[DATA LISTING]
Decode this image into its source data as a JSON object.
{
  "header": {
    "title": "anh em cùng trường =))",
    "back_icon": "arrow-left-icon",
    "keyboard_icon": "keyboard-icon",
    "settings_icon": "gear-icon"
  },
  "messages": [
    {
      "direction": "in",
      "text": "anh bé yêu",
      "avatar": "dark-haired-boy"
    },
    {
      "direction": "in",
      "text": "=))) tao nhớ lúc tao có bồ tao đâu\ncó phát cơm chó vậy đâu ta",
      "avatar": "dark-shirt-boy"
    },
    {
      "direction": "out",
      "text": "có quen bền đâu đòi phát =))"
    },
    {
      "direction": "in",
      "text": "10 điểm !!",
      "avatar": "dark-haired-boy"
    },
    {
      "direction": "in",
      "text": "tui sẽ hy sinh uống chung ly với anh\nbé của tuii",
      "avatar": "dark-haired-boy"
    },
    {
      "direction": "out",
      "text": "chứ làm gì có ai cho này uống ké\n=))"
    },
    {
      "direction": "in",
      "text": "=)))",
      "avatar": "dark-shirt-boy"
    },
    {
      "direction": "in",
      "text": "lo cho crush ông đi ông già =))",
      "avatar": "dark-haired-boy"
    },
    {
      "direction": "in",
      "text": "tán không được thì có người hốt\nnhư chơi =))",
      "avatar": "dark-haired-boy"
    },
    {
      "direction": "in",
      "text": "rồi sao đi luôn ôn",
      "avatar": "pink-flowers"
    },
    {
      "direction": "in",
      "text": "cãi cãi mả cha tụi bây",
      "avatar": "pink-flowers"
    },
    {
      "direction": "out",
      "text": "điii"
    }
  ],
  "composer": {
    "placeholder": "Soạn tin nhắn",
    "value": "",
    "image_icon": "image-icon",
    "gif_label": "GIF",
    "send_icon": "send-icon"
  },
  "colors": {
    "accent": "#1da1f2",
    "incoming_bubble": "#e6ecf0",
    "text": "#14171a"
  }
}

[THE PROBLEM]
Within the material above, find the lines that contain the word "phát"; copy them.

[TASK SOLUTION]
      "text": "=))) tao nhớ lúc tao có bồ tao đâu\ncó phát cơm chó vậy đâu ta",
      "text": "có quen bền đâu đòi phát =))"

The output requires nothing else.